---------- LISTED ENTRIES ----------

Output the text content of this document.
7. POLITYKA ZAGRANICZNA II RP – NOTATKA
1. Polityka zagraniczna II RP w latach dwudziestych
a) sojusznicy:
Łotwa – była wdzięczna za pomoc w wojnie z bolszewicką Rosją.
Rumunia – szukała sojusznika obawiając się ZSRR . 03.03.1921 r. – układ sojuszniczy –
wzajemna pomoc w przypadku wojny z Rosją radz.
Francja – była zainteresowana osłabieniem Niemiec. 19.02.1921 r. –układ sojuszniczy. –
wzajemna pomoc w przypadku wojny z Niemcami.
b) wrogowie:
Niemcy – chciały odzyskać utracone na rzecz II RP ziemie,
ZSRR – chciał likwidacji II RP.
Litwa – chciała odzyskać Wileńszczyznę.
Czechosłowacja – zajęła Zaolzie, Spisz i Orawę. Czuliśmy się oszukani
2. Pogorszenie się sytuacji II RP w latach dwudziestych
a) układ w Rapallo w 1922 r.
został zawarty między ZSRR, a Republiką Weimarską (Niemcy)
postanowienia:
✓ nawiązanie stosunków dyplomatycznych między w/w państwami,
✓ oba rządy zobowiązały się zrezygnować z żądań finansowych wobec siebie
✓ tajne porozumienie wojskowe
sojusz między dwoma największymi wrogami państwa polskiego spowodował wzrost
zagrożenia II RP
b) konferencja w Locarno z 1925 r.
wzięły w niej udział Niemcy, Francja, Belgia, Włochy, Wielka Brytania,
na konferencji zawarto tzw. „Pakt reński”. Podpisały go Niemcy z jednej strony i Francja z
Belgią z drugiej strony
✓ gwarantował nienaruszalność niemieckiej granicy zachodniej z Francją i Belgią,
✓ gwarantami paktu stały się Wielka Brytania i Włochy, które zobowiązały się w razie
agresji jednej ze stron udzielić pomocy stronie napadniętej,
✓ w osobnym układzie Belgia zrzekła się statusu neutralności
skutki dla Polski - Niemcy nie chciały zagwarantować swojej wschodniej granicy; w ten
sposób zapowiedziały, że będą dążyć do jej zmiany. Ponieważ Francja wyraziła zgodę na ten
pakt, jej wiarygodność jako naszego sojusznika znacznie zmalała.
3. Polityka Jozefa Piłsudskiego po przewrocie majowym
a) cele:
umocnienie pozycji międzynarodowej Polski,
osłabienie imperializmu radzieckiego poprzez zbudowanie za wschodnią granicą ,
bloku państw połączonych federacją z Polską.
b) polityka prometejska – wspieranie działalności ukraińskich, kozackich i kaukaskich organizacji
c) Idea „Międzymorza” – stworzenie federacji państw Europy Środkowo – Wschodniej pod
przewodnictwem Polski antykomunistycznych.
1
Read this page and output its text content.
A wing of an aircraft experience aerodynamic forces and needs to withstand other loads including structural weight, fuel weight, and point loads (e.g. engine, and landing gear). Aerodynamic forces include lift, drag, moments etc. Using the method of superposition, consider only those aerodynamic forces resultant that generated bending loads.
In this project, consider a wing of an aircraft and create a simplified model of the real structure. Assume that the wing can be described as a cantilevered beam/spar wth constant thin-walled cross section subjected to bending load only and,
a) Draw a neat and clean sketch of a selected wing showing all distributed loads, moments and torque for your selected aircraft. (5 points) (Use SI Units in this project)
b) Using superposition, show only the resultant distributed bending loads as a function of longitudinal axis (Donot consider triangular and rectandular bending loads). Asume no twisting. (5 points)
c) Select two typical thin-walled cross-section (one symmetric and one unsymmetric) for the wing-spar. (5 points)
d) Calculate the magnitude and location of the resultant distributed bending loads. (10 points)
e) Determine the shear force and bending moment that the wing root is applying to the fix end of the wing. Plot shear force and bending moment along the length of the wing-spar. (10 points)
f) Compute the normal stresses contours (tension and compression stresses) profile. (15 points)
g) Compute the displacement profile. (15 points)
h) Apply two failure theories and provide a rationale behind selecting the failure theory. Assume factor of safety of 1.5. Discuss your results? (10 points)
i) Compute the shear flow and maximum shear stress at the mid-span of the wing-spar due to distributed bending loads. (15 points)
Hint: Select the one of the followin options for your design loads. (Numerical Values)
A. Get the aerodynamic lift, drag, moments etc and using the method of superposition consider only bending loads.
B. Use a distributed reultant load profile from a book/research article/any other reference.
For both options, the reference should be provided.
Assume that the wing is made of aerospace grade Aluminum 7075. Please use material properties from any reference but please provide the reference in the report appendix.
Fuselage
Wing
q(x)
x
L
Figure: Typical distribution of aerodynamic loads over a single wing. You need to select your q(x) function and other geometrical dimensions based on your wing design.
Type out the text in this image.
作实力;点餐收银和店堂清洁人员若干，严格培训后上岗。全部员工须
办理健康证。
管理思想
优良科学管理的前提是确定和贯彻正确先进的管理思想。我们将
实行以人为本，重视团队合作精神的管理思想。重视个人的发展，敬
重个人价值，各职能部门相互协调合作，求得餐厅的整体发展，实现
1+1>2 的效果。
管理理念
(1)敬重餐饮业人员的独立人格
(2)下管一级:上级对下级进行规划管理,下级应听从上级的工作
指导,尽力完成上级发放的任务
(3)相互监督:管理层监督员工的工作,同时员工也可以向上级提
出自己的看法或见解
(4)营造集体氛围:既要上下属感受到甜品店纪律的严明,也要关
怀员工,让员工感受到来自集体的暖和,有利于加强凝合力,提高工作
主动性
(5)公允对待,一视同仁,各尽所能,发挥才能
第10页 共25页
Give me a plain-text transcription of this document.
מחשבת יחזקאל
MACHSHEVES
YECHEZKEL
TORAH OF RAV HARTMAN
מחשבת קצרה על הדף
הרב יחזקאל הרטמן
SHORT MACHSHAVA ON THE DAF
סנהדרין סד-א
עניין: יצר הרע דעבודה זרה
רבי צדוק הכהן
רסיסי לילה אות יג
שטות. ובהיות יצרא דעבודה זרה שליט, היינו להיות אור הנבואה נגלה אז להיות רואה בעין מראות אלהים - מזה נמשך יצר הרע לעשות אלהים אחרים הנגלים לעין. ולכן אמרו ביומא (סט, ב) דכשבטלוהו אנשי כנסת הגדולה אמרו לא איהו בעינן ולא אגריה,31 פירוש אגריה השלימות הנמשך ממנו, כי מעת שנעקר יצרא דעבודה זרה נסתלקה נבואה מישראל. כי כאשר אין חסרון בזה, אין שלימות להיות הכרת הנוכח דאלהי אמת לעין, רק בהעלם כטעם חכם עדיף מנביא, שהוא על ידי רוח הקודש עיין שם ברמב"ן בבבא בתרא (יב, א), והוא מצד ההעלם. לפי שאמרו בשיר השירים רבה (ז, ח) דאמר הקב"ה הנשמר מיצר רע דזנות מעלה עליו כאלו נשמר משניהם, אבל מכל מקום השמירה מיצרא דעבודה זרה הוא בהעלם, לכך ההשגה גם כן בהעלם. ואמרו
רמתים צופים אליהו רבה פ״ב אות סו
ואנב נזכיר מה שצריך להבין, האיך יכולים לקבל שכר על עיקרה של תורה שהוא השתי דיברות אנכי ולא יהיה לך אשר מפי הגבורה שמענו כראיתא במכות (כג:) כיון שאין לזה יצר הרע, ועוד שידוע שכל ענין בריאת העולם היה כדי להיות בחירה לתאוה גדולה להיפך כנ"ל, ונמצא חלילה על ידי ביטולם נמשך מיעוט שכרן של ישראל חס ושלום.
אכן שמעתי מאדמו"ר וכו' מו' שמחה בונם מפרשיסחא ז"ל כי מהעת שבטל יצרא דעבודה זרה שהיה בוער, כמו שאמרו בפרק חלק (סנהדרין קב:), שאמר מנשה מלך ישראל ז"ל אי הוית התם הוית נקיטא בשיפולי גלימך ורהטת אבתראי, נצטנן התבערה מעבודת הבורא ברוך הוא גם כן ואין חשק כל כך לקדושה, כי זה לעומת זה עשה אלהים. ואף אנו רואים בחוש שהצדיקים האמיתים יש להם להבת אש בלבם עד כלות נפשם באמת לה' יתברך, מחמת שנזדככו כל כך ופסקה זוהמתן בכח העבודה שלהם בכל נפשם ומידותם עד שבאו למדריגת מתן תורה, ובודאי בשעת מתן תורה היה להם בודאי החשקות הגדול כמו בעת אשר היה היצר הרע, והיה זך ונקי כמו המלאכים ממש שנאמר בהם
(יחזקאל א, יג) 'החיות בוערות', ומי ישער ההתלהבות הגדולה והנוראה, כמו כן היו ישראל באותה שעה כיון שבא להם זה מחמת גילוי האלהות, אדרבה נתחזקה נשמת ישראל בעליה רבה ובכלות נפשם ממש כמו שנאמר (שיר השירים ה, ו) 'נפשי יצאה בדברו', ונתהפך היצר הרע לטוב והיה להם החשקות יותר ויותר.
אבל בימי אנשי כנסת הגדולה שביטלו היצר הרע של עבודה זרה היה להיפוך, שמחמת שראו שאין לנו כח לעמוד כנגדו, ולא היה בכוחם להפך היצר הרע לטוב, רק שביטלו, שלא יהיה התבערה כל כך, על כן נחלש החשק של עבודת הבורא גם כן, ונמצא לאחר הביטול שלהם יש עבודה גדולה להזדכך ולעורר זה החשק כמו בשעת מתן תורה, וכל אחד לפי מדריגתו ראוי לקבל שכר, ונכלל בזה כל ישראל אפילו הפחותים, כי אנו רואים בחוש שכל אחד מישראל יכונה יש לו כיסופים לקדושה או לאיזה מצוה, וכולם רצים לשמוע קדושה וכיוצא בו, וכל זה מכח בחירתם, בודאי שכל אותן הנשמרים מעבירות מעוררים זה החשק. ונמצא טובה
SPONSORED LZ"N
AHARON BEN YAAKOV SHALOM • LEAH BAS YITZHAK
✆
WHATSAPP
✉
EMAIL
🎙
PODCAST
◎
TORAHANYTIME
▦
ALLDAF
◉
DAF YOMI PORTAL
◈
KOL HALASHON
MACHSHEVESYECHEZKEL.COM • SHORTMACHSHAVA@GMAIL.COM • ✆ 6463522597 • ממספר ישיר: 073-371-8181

----------

### WHAT YOU NEED TO DO
Your answer should be a single number: the count of lines containing the word "wojny".

### FINISHED EXERCISE
2